■ **Instruction 1**: In the passage remembering the writer's father, for how many years was he an Episcopal priest?
■ **Instruction 2**: Write what comes next in the passage remembering the writer's father, starting after its final sentence.

### Passage given ###

It's been a week now since he passed and we had the funeral yesterday. It feels like society expects me to get back to normal; back to work and getting things done.
I suppose there's a cathartic aspect to that; but before I do, I wanted you to know about my dad.
He pushed the world to be a better place and as an Episcopal Priest for over 30 years, he personally helped many people celebrate good times, get through tough times, and develop themselves spiritually.
While he was Episcopal, he loved surrounding himself with clergy from other denominations and spiritual leaders from other religions as well. The outreach he did for all people in the communities where we lived was well known.
He was both formal and informal at the same time. I'm still amazed that he could so easily feel at home in any group of people. Despite his love of classical music and four syllable words, he was really a blue collar guy at heart and felt best helping those whose voices usually went unheard.
He enjoyed laughing at himself and was a frequent target of roasts from his friends. His parishioners once bought him a hat with two bills that read, I'm their leader, which way did they go?
Most of all though, he was a man I could go to with a problem or a challenge and he never told me what I should do. He simply helped me understand my options and figure out what direction I felt was best.

### Available data ###

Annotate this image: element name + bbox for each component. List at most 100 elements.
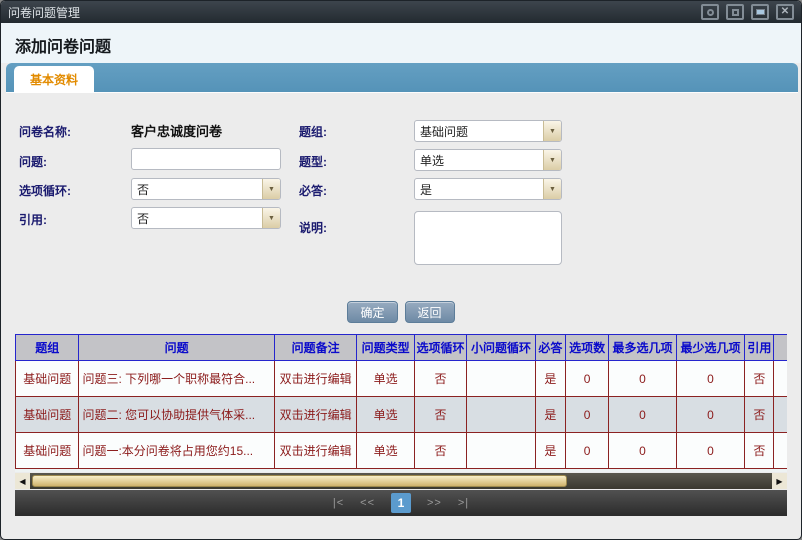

###

■ **Final result 1**: He was an Episcopal priest for over 30 years.

■ **Final result 2**:
I'll miss the conversations, his calm presence he had with my children, and the way he could find the best movies to watch and books to read. One of his favorite poets was Walt Whitman. I read the final stanza from Song of Myself yesterday at his funeral and have placed it here below for you as well.
The spotted hawk swoops by and accuses me, he complains of my gab and my loitering.
I too am not a bit tamed, I too am untranslatable,
I sound my barbaric yawp over the roofs of the world.
The last scud of day holds back for me,
It flings my likeness after the rest and true as any on the shadow'd wilds,
It coaxes me to the vapor and the dusk.
I depart as air, I shake my white locks at the runaway sun,
I effuse my flesh in eddies, and drift it in lacy jags.
I bequeath myself to the dirt to grow from the grass I love,
If you want me again look for me under your boot-soles.
You will hardly know who I am or what I mean,
But I shall be good health to you nevertheless,
And filter and fibre your blood.
Failing to fetch me at first keep encouraged,
Missing me one place search another,
I stop somewhere waiting for you.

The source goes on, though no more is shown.